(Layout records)

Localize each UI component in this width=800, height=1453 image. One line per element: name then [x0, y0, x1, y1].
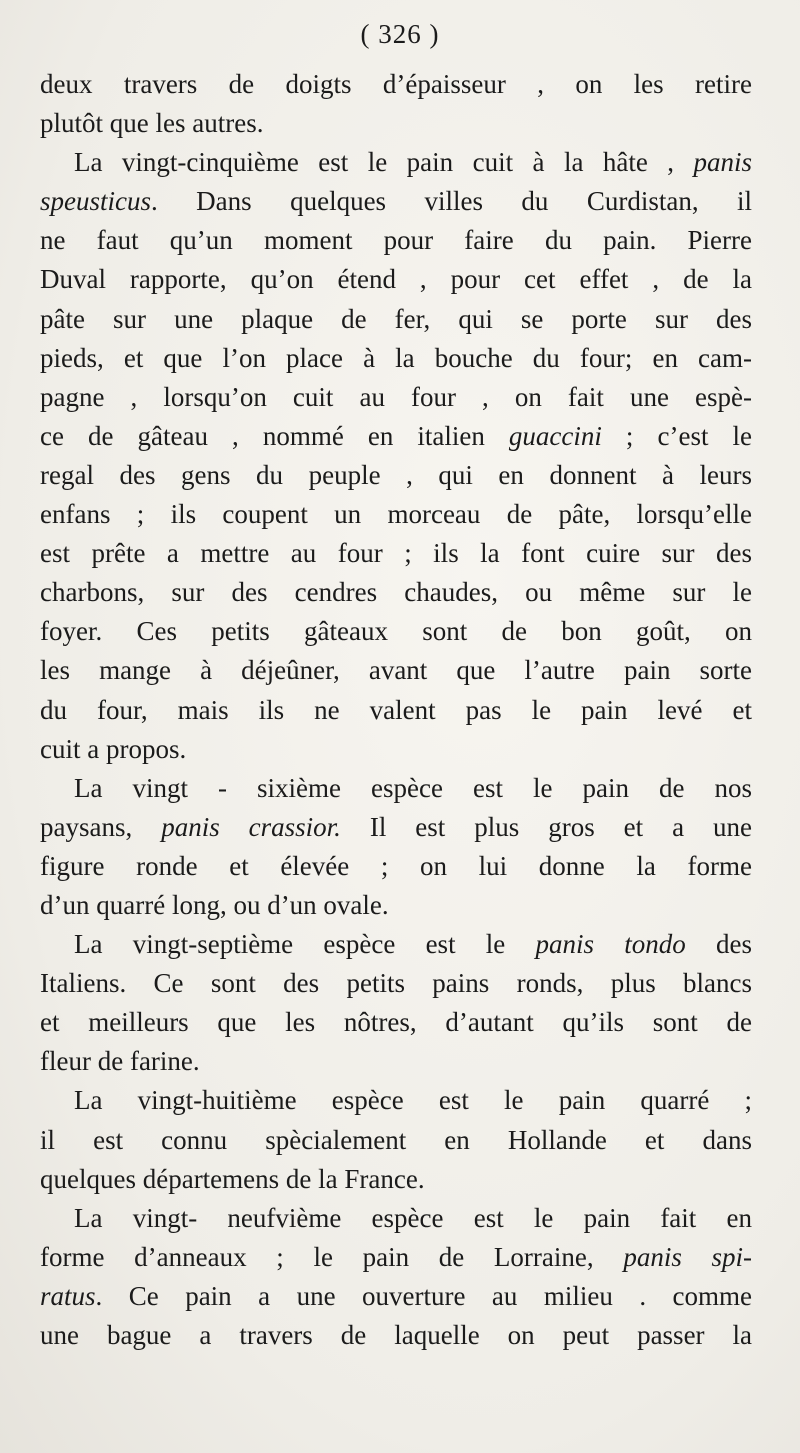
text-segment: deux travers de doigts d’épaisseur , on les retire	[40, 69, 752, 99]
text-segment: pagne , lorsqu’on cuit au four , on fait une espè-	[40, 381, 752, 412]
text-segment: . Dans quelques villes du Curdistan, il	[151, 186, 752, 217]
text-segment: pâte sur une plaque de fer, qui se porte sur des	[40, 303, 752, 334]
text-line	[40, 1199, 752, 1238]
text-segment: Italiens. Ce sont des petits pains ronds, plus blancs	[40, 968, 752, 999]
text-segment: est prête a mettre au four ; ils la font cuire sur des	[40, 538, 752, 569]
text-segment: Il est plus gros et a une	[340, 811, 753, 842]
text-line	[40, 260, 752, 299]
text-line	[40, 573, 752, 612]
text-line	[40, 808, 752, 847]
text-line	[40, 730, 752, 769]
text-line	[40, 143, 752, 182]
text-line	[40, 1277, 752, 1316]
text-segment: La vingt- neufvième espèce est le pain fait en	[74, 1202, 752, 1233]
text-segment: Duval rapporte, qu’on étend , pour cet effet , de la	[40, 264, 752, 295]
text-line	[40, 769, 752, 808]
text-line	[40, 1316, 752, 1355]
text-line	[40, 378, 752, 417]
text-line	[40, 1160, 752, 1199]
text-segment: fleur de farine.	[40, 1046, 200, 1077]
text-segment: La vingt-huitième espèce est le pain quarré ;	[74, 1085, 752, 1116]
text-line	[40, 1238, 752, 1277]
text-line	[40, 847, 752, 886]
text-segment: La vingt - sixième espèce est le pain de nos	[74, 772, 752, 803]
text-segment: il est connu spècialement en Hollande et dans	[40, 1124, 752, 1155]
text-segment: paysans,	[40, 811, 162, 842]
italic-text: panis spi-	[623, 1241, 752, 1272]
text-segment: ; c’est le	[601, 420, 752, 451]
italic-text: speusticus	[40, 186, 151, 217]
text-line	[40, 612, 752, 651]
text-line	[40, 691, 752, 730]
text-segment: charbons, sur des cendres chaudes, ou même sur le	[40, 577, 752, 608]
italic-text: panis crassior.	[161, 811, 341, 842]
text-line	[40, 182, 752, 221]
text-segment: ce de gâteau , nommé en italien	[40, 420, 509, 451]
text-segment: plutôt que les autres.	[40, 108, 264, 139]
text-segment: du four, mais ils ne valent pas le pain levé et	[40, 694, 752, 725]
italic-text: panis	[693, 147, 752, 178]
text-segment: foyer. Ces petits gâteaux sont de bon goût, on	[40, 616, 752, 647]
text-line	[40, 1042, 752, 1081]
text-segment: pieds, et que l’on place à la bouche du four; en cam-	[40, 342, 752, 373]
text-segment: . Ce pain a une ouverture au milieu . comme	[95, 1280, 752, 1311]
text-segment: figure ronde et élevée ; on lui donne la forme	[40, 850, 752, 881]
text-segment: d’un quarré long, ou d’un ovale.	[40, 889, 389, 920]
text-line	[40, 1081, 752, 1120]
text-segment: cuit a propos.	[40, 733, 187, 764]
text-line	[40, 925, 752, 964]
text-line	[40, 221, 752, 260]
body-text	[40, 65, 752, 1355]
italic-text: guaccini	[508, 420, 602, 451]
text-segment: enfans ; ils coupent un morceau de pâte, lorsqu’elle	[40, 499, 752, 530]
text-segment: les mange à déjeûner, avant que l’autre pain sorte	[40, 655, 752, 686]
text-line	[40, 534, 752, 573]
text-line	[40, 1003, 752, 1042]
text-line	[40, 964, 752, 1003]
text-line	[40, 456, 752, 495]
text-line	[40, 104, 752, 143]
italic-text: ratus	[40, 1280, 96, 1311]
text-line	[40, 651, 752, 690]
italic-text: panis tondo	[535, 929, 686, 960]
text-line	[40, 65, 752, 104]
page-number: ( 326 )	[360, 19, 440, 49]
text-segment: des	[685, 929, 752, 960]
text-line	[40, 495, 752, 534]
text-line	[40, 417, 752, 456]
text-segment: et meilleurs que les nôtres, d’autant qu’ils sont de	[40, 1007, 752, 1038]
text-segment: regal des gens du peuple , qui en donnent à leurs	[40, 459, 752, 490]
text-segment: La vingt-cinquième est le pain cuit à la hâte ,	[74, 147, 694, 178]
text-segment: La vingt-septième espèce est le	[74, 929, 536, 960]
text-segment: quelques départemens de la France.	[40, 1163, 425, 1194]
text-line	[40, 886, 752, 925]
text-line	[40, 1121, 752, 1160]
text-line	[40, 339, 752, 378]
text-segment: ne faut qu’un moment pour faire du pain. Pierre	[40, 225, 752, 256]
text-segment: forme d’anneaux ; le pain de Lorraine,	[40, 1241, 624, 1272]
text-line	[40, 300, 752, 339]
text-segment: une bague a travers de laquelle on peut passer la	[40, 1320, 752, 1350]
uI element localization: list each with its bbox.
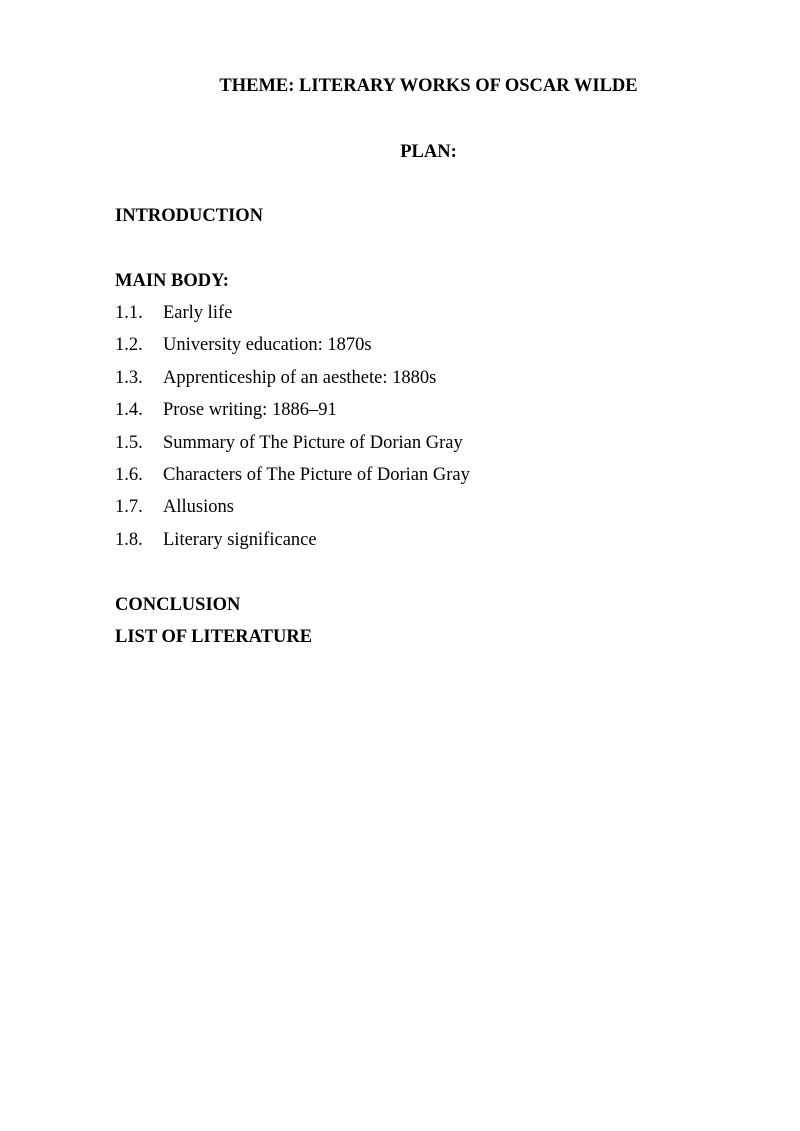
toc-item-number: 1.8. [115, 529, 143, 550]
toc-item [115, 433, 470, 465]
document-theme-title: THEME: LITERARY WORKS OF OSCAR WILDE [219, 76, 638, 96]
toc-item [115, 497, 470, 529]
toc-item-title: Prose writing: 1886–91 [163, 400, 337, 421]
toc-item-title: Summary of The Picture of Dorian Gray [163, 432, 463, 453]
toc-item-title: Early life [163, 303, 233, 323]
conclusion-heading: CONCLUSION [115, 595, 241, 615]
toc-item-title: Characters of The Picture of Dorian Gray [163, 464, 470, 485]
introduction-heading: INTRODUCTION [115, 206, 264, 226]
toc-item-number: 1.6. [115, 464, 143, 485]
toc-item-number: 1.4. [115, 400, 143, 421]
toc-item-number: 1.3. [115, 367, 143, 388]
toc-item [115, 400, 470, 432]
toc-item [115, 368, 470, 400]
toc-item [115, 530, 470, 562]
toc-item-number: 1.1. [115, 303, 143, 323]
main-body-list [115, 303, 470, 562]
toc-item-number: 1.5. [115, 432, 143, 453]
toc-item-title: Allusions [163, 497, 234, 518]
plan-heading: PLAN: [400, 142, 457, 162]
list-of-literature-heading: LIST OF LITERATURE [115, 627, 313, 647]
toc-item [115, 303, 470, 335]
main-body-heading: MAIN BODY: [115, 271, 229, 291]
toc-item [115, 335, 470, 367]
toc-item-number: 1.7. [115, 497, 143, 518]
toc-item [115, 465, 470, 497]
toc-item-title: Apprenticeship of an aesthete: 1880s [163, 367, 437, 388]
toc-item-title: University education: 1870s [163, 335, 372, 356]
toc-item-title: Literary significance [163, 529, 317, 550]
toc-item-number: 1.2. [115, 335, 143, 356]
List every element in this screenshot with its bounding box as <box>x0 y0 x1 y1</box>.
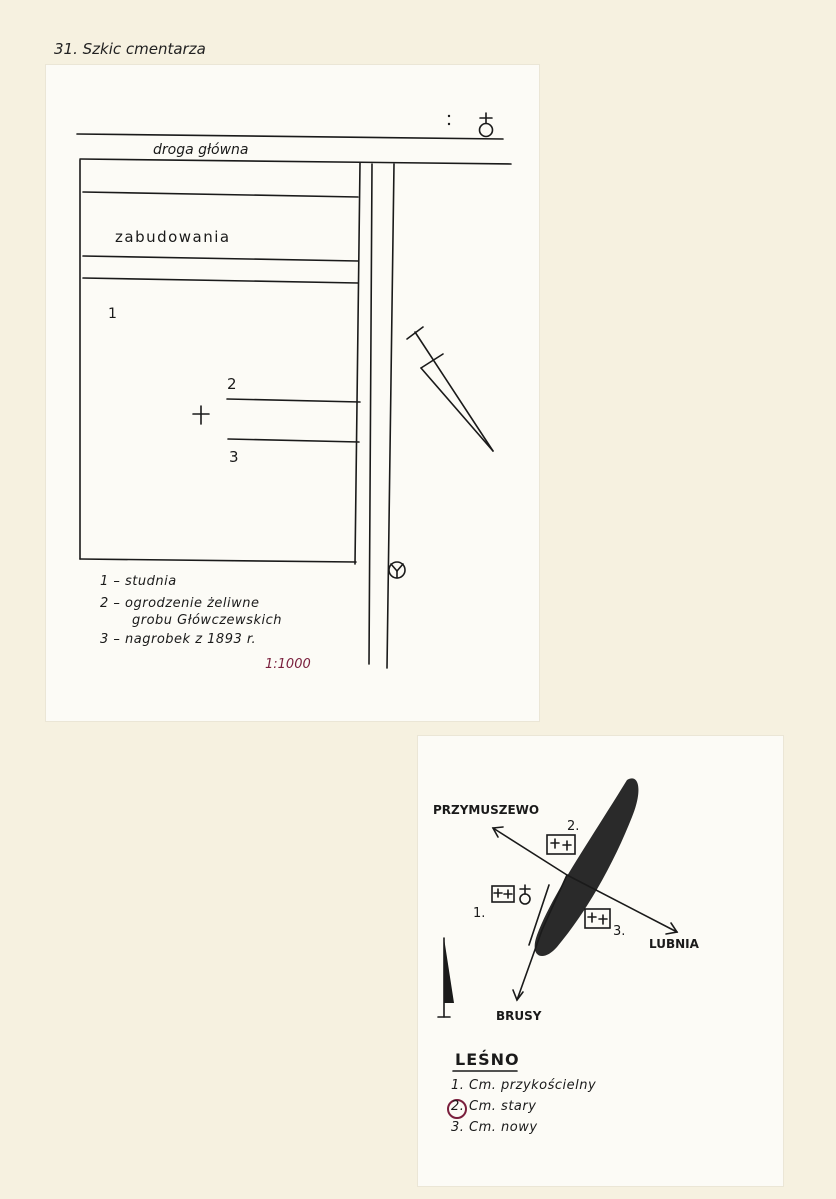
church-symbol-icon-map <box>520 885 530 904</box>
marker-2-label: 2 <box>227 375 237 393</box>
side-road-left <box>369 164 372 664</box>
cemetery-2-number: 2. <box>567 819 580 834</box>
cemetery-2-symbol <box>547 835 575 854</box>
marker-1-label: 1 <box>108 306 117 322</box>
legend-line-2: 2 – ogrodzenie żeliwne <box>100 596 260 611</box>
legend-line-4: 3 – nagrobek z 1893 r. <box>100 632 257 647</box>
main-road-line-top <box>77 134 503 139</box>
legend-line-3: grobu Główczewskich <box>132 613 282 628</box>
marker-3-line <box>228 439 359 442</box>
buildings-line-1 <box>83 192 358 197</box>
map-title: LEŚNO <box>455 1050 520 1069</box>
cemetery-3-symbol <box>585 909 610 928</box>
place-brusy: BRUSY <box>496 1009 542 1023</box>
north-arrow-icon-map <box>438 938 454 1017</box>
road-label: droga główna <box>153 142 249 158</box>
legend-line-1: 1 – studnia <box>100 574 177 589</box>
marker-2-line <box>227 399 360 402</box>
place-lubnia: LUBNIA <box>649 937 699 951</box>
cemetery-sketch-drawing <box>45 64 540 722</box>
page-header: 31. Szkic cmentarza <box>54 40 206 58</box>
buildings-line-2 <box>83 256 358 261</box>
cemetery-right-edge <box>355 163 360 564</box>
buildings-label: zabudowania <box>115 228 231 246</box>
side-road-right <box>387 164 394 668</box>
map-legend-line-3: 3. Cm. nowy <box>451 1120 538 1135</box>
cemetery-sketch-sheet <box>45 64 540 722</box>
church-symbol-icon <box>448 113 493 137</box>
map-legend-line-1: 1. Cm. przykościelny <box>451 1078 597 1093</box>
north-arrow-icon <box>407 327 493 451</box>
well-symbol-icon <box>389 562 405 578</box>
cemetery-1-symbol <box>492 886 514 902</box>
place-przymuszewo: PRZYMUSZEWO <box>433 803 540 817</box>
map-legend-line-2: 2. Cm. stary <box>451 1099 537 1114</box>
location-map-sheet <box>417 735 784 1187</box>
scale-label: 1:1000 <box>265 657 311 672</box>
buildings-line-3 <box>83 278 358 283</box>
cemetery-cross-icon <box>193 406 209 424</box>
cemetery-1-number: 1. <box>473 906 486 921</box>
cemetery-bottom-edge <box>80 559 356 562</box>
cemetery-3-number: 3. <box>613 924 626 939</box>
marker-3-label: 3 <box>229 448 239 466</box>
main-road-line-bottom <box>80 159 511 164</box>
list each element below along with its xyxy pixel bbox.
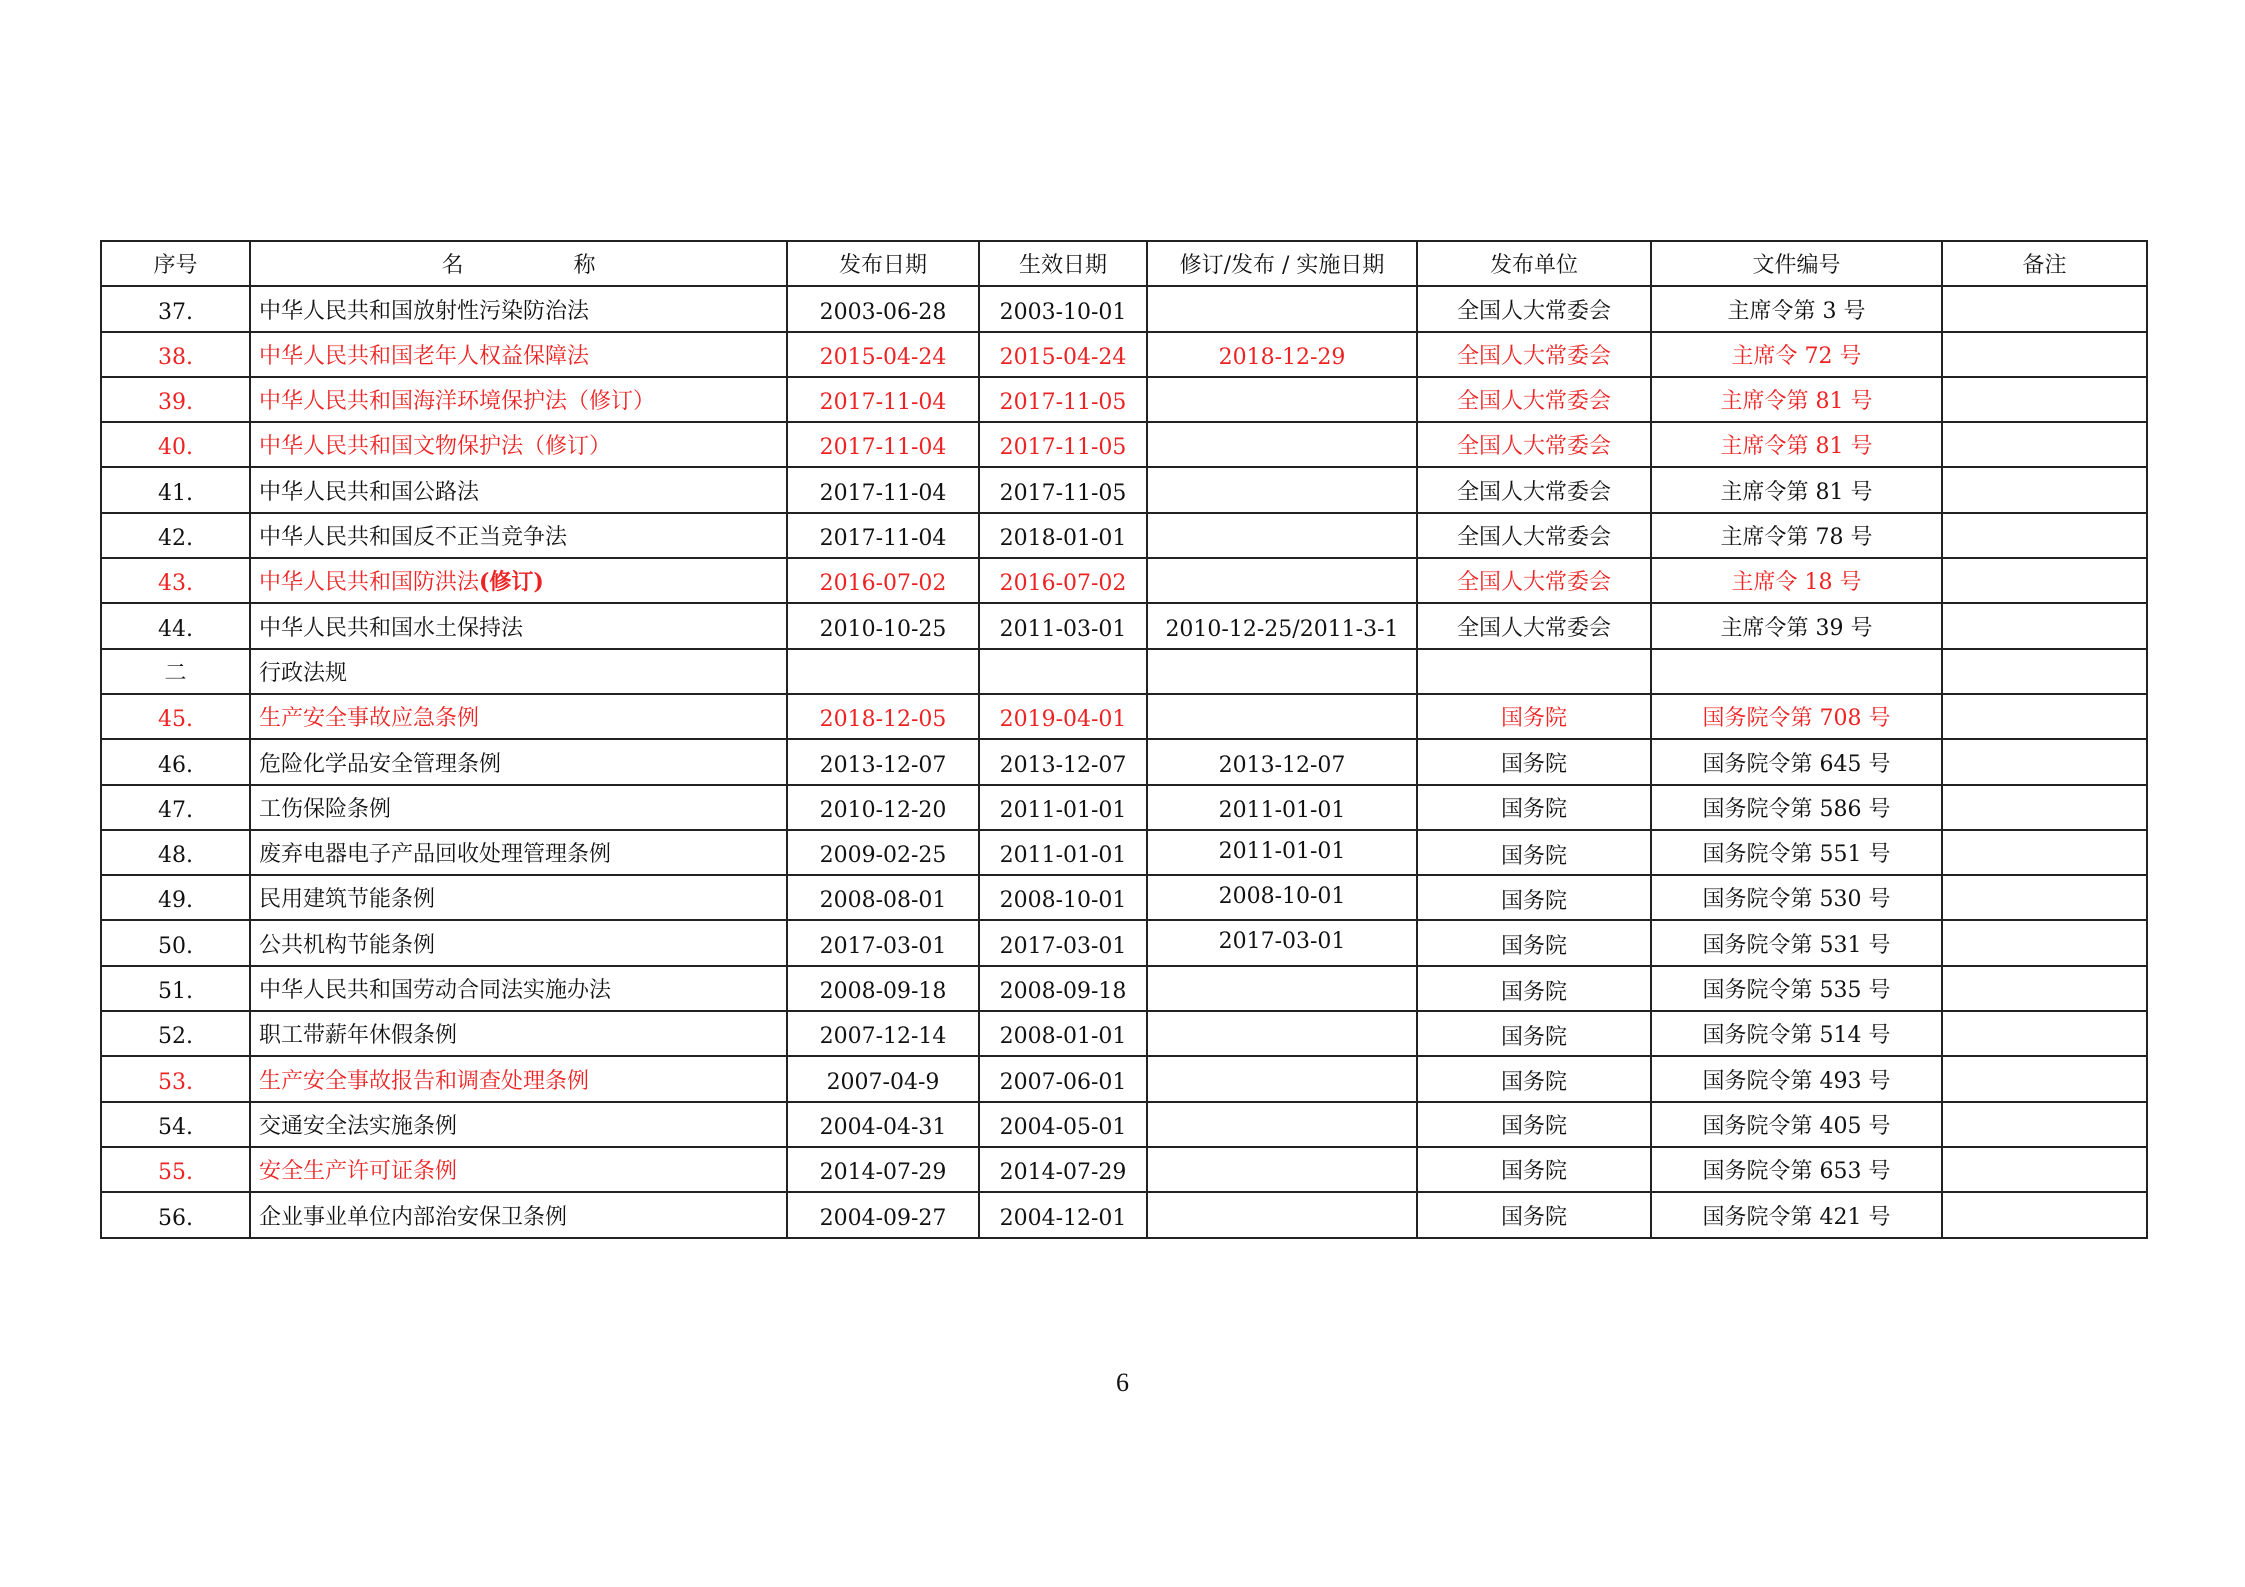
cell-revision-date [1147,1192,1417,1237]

AIM:
Retype the lines above, starting at the line that contains "church-symbol-icon-map <box>520 885" and stopping after the line that contains "buildings-line-3 <box>83 278 358 283</box>".

ANSWER TO THIS TASK:
church-symbol-icon-map <box>520 885 530 904</box>
marker-2-label: 2 <box>227 375 237 393</box>
side-road-left <box>369 164 372 664</box>
cemetery-2-number: 2. <box>567 819 580 834</box>
cemetery-2-symbol <box>547 835 575 854</box>
marker-1-label: 1 <box>108 306 117 322</box>
legend-line-2: 2 – ogrodzenie żeliwne <box>100 596 260 611</box>
legend-line-4: 3 – nagrobek z 1893 r. <box>100 632 257 647</box>
main-road-line-top <box>77 134 503 139</box>
legend-line-3: grobu Główczewskich <box>132 613 282 628</box>
marker-3-line <box>228 439 359 442</box>
buildings-line-1 <box>83 192 358 197</box>
map-title: LEŚNO <box>455 1050 520 1069</box>
cemetery-3-symbol <box>585 909 610 928</box>
place-brusy: BRUSY <box>496 1009 542 1023</box>
north-arrow-icon-map <box>438 938 454 1017</box>
road-label: droga główna <box>153 142 249 158</box>
legend-line-1: 1 – studnia <box>100 574 177 589</box>
marker-2-line <box>227 399 360 402</box>
place-lubnia: LUBNIA <box>649 937 699 951</box>
cemetery-sketch-drawing <box>45 64 540 722</box>
page-header: 31. Szkic cmentarza <box>54 40 206 58</box>
buildings-line-2 <box>83 256 358 261</box>
cemetery-right-edge <box>355 163 360 564</box>
buildings-label: zabudowania <box>115 228 231 246</box>
side-road-right <box>387 164 394 668</box>
map-legend-line-3: 3. Cm. nowy <box>451 1120 538 1135</box>
cemetery-sketch-sheet <box>45 64 540 722</box>
church-symbol-icon <box>448 113 493 137</box>
map-legend-line-1: 1. Cm. przykościelny <box>451 1078 597 1093</box>
north-arrow-icon <box>407 327 493 451</box>
well-symbol-icon <box>389 562 405 578</box>
cemetery-1-symbol <box>492 886 514 902</box>
place-przymuszewo: PRZYMUSZEWO <box>433 803 540 817</box>
map-legend-line-2: 2. Cm. stary <box>451 1099 537 1114</box>
location-map-sheet <box>417 735 784 1187</box>
scale-label: 1:1000 <box>265 657 311 672</box>
buildings-line-3 <box>83 278 358 283</box>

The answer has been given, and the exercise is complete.